What to produce: Because the copy must hold no pictures, return the data below with all of its words intact.

[Extracted entries Boundary: Start]

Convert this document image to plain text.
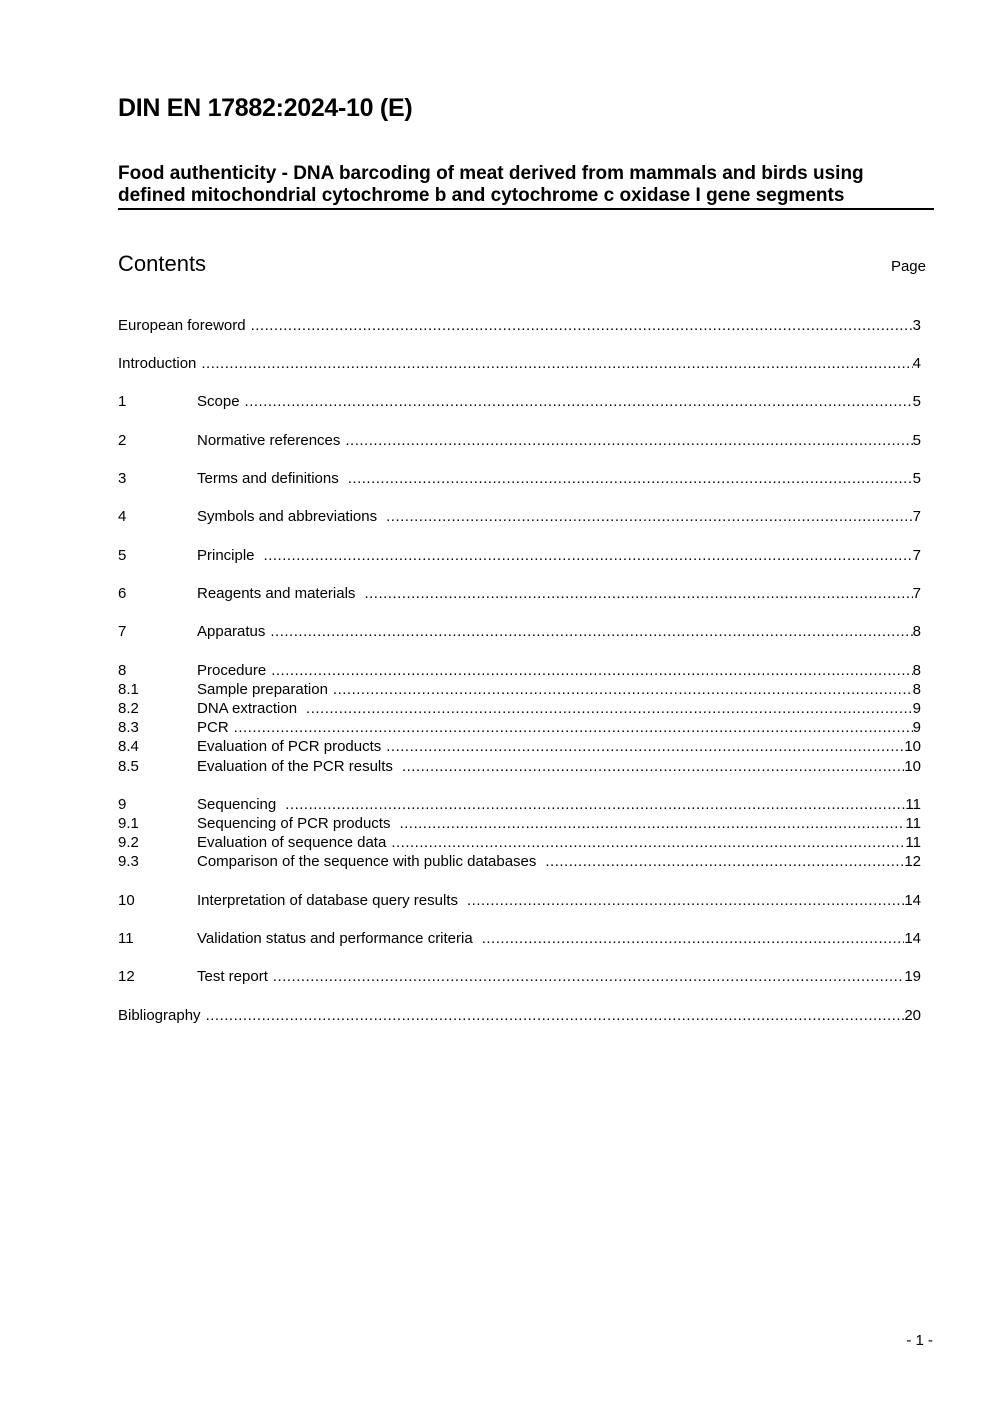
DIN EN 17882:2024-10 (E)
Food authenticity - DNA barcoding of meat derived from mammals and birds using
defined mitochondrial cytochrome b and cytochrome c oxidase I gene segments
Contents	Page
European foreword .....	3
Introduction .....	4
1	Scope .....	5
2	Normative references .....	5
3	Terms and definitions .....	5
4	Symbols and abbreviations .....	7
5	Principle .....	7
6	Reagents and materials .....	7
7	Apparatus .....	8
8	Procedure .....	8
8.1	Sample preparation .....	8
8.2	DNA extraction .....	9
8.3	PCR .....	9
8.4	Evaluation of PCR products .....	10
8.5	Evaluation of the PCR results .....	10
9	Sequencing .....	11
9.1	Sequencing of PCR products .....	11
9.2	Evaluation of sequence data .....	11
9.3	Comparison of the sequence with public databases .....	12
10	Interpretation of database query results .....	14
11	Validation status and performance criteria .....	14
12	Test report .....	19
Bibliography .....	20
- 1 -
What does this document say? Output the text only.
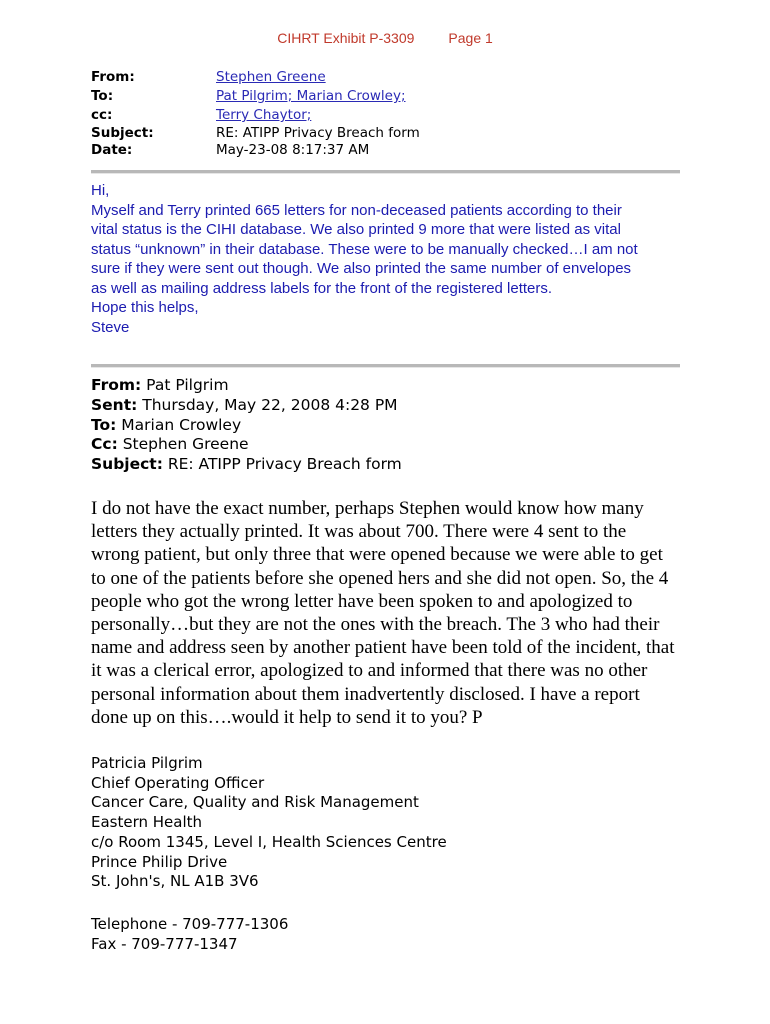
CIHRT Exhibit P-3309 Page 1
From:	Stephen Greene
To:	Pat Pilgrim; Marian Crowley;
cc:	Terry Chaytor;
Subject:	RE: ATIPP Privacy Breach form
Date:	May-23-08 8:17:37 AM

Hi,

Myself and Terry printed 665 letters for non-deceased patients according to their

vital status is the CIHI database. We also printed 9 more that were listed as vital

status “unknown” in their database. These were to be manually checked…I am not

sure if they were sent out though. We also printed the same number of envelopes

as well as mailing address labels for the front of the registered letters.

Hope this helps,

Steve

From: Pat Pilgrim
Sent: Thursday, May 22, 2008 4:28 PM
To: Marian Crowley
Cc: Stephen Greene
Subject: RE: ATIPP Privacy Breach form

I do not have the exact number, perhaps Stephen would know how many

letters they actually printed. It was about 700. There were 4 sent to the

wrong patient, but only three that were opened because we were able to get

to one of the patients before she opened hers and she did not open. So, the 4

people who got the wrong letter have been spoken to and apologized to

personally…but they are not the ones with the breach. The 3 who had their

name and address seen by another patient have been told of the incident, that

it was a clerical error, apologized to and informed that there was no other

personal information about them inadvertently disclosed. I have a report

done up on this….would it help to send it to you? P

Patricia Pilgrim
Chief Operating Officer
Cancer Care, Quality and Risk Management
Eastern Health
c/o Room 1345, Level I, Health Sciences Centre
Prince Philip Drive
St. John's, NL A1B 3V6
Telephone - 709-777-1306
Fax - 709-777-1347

[Extracted entries Boundary: End]

Answer to this task:
Convert this document image to plain text.
DIN EN 17882:2024-10 (E)
Food authenticity - DNA barcoding of meat derived from mammals and birds using
defined mitochondrial cytochrome b and cytochrome c oxidase I gene segments
Contents	Page
European foreword .....	3
Introduction .....	4
1	Scope .....	5
2	Normative references .....	5
3	Terms and definitions .....	5
4	Symbols and abbreviations .....	7
5	Principle .....	7
6	Reagents and materials .....	7
7	Apparatus .....	8
8	Procedure .....	8
8.1	Sample preparation .....	8
8.2	DNA extraction .....	9
8.3	PCR .....	9
8.4	Evaluation of PCR products .....	10
8.5	Evaluation of the PCR results .....	10
9	Sequencing .....	11
9.1	Sequencing of PCR products .....	11
9.2	Evaluation of sequence data .....	11
9.3	Comparison of the sequence with public databases .....	12
10	Interpretation of database query results .....	14
11	Validation status and performance criteria .....	14
12	Test report .....	19
Bibliography .....	20
- 1 -
What does this document say? Output the text only.
CIHRT Exhibit P-3309 Page 1
From:	Stephen Greene
To:	Pat Pilgrim; Marian Crowley;
cc:	Terry Chaytor;
Subject:	RE: ATIPP Privacy Breach form
Date:	May-23-08 8:17:37 AM

Hi,

Myself and Terry printed 665 letters for non-deceased patients according to their

vital status is the CIHI database. We also printed 9 more that were listed as vital

status “unknown” in their database. These were to be manually checked…I am not

sure if they were sent out though. We also printed the same number of envelopes

as well as mailing address labels for the front of the registered letters.

Hope this helps,

Steve

From: Pat Pilgrim
Sent: Thursday, May 22, 2008 4:28 PM
To: Marian Crowley
Cc: Stephen Greene
Subject: RE: ATIPP Privacy Breach form

I do not have the exact number, perhaps Stephen would know how many

letters they actually printed. It was about 700. There were 4 sent to the

wrong patient, but only three that were opened because we were able to get

to one of the patients before she opened hers and she did not open. So, the 4

people who got the wrong letter have been spoken to and apologized to

personally…but they are not the ones with the breach. The 3 who had their

name and address seen by another patient have been told of the incident, that

it was a clerical error, apologized to and informed that there was no other

personal information about them inadvertently disclosed. I have a report

done up on this….would it help to send it to you? P

Patricia Pilgrim
Chief Operating Officer
Cancer Care, Quality and Risk Management
Eastern Health
c/o Room 1345, Level I, Health Sciences Centre
Prince Philip Drive
St. John's, NL A1B 3V6
Telephone - 709-777-1306
Fax - 709-777-1347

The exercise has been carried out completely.